>>

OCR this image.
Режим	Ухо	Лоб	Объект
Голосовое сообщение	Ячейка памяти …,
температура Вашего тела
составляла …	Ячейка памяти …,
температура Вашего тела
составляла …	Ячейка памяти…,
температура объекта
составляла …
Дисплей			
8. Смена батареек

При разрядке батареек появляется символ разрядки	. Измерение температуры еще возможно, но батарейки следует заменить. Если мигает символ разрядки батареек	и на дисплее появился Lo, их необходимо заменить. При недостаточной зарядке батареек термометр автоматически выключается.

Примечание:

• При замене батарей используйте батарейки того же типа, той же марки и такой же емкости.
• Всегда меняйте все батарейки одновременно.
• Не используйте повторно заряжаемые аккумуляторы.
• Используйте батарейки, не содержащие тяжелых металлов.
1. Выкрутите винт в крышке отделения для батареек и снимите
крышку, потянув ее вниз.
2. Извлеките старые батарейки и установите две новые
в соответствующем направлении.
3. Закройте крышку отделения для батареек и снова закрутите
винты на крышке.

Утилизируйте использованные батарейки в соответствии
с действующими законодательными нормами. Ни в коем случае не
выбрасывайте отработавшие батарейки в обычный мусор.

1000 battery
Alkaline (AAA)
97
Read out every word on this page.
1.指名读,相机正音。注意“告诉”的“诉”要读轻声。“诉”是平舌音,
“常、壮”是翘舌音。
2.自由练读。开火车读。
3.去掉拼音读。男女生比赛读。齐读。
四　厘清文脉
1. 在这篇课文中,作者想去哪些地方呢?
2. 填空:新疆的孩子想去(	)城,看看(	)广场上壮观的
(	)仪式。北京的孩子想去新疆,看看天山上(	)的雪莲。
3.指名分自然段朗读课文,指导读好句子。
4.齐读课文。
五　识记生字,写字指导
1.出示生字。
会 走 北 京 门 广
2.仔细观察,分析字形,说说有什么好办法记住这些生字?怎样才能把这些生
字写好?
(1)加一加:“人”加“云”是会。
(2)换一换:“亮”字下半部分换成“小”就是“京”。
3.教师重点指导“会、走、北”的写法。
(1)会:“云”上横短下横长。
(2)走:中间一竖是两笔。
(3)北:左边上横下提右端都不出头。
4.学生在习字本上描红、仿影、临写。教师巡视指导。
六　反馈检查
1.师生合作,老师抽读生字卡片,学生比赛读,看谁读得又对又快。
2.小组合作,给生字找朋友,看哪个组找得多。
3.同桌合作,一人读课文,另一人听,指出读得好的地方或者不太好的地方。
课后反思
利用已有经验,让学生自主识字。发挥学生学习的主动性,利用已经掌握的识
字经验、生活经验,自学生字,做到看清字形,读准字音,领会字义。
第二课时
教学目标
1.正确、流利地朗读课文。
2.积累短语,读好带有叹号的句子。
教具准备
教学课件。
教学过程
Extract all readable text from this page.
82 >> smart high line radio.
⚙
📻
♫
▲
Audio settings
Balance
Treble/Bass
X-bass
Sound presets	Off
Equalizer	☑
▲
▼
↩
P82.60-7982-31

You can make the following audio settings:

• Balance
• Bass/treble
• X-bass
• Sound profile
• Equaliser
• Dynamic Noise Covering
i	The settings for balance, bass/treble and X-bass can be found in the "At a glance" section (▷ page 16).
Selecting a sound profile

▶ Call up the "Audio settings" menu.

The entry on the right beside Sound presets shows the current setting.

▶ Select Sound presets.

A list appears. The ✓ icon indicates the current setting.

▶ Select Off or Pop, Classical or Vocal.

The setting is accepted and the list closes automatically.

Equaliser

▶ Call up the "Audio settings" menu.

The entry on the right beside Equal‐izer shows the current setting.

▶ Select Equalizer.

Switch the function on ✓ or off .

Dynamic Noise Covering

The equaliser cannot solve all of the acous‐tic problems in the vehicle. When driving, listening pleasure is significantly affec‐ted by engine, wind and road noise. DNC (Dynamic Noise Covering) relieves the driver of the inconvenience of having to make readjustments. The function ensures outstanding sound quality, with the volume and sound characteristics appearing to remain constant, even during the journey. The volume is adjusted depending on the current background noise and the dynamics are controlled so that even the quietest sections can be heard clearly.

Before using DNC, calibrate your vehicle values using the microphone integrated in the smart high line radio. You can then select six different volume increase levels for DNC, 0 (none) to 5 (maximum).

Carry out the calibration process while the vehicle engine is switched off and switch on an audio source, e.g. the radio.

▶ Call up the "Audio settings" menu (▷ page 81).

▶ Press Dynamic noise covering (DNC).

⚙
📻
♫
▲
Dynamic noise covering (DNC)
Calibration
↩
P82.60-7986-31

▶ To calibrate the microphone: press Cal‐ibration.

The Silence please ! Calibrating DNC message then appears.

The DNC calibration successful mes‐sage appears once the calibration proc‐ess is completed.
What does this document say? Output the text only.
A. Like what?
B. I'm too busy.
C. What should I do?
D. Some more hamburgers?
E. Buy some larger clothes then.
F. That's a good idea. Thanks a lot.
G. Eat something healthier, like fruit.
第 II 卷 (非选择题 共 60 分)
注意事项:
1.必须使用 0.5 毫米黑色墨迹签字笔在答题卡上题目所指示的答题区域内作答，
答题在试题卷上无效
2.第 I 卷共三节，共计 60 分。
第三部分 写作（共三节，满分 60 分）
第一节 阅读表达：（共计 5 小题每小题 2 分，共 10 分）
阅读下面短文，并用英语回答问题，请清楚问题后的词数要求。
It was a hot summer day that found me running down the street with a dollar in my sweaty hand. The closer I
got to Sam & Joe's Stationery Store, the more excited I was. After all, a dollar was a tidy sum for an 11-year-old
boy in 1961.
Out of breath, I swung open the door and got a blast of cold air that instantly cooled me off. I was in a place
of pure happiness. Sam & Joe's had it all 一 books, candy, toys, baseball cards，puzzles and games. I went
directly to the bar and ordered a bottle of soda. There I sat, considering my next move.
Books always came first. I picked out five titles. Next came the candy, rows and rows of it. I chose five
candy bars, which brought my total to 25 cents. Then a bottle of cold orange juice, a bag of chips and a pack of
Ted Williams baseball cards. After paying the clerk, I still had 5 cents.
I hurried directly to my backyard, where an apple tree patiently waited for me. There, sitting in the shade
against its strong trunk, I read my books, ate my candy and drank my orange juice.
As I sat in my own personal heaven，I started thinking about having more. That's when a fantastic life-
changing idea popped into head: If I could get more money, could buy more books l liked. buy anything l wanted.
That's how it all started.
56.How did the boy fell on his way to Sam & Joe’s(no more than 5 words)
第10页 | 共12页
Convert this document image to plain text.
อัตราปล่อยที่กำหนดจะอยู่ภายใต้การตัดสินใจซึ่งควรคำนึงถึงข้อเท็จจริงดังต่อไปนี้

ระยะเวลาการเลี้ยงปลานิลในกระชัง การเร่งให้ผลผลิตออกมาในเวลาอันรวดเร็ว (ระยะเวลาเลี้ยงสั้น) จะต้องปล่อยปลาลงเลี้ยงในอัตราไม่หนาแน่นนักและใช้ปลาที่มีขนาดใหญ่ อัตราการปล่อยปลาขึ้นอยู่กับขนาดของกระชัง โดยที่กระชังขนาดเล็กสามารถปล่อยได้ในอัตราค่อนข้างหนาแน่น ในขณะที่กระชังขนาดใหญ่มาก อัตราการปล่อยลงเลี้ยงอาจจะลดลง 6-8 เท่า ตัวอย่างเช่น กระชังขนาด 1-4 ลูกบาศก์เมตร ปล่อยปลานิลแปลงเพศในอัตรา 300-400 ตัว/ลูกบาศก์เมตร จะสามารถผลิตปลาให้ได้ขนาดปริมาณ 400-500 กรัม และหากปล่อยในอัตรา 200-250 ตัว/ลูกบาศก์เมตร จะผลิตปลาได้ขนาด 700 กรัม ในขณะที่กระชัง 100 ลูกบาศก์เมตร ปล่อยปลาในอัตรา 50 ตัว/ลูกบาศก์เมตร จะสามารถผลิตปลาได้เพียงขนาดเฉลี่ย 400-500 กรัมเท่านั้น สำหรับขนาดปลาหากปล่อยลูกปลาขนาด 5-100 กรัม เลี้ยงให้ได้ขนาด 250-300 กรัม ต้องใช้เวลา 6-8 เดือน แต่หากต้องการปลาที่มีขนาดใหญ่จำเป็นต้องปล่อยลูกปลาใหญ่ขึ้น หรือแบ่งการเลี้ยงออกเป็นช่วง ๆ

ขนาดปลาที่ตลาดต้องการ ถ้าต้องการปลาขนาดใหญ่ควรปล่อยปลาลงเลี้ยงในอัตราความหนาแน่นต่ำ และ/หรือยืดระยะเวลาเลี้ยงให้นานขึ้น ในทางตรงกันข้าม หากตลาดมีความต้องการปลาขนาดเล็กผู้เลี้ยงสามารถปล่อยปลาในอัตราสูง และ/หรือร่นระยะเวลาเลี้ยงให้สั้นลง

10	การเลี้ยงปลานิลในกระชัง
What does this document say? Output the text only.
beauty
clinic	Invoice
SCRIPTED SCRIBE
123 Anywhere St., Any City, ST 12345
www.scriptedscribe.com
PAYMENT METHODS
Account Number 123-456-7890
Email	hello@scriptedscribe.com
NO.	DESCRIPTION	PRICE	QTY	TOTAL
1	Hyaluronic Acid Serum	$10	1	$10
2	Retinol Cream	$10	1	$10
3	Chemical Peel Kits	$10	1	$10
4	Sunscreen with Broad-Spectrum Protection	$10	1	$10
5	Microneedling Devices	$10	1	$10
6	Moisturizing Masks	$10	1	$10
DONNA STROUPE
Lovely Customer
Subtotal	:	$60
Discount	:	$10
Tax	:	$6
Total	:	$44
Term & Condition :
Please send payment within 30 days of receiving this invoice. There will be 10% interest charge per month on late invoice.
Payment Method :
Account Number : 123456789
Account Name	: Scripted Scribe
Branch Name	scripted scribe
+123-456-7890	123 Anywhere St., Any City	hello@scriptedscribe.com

<<

▶ SHORT TASK
Whenever "составляла" turns up in a line, pick that line out.

▶ TASK SOLUTION
составляла …	Ячейка памяти …,
составляла …	Ячейка памяти…,
составляла …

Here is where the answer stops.